TASK DETAILS - Output each entry that follows exactly. Images stay out.
• • •
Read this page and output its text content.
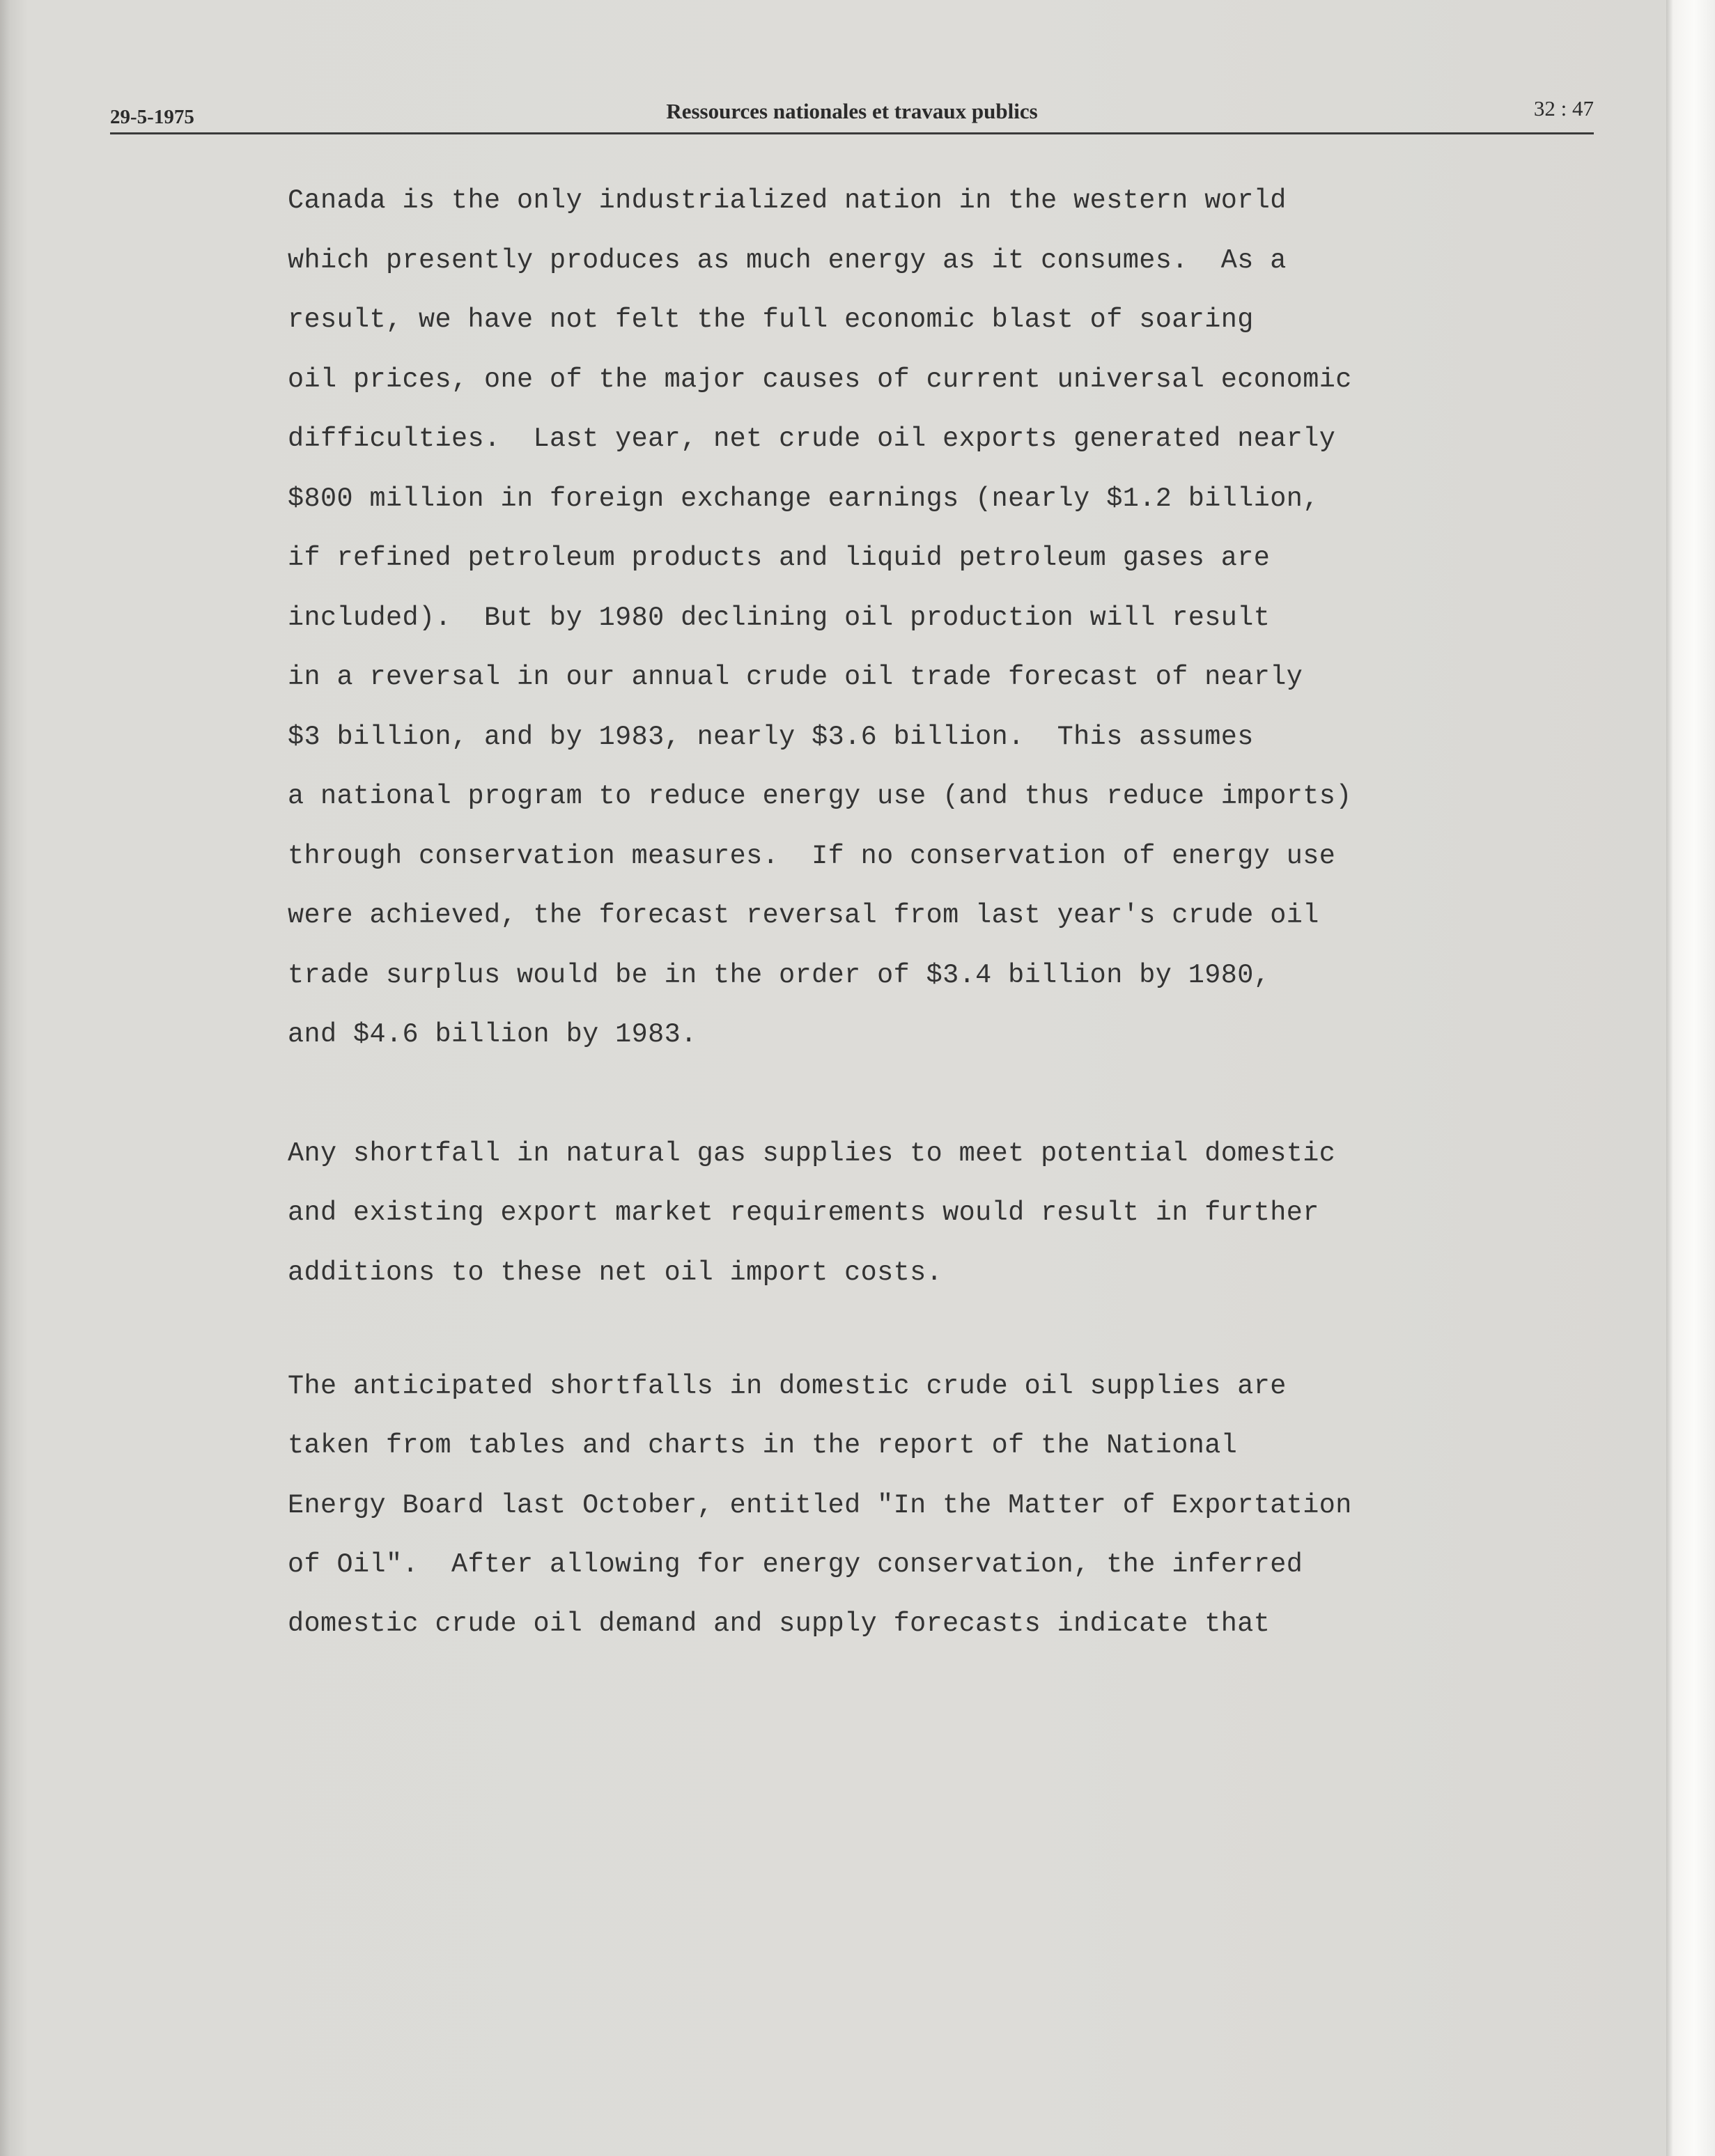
29-5-1975	Ressources nationales et travaux publics	32 : 47
Canada is the only industrialized nation in the western world
which presently produces as much energy as it consumes.  As a
result, we have not felt the full economic blast of soaring
oil prices, one of the major causes of current universal economic
difficulties.  Last year, net crude oil exports generated nearly
$800 million in foreign exchange earnings (nearly $1.2 billion,
if refined petroleum products and liquid petroleum gases are
included).  But by 1980 declining oil production will result
in a reversal in our annual crude oil trade forecast of nearly
$3 billion, and by 1983, nearly $3.6 billion.  This assumes
a national program to reduce energy use (and thus reduce imports)
through conservation measures.  If no conservation of energy use
were achieved, the forecast reversal from last year's crude oil
trade surplus would be in the order of $3.4 billion by 1980,
and $4.6 billion by 1983.
Any shortfall in natural gas supplies to meet potential domestic
and existing export market requirements would result in further
additions to these net oil import costs.
The anticipated shortfalls in domestic crude oil supplies are
taken from tables and charts in the report of the National
Energy Board last October, entitled "In the Matter of Exportation
of Oil".  After allowing for energy conservation, the inferred
domestic crude oil demand and supply forecasts indicate that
• • •
REPLY TO THE EXERCISE -
Read this page and output its text content.
29-5-1975	Ressources nationales et travaux publics	32 : 47
Canada is the only industrialized nation in the western world
which presently produces as much energy as it consumes.  As a
result, we have not felt the full economic blast of soaring
oil prices, one of the major causes of current universal economic
difficulties.  Last year, net crude oil exports generated nearly
$800 million in foreign exchange earnings (nearly $1.2 billion,
if refined petroleum products and liquid petroleum gases are
included).  But by 1980 declining oil production will result
in a reversal in our annual crude oil trade forecast of nearly
$3 billion, and by 1983, nearly $3.6 billion.  This assumes
a national program to reduce energy use (and thus reduce imports)
through conservation measures.  If no conservation of energy use
were achieved, the forecast reversal from last year's crude oil
trade surplus would be in the order of $3.4 billion by 1980,
and $4.6 billion by 1983.
Any shortfall in natural gas supplies to meet potential domestic
and existing export market requirements would result in further
additions to these net oil import costs.
The anticipated shortfalls in domestic crude oil supplies are
taken from tables and charts in the report of the National
Energy Board last October, entitled "In the Matter of Exportation
of Oil".  After allowing for energy conservation, the inferred
domestic crude oil demand and supply forecasts indicate that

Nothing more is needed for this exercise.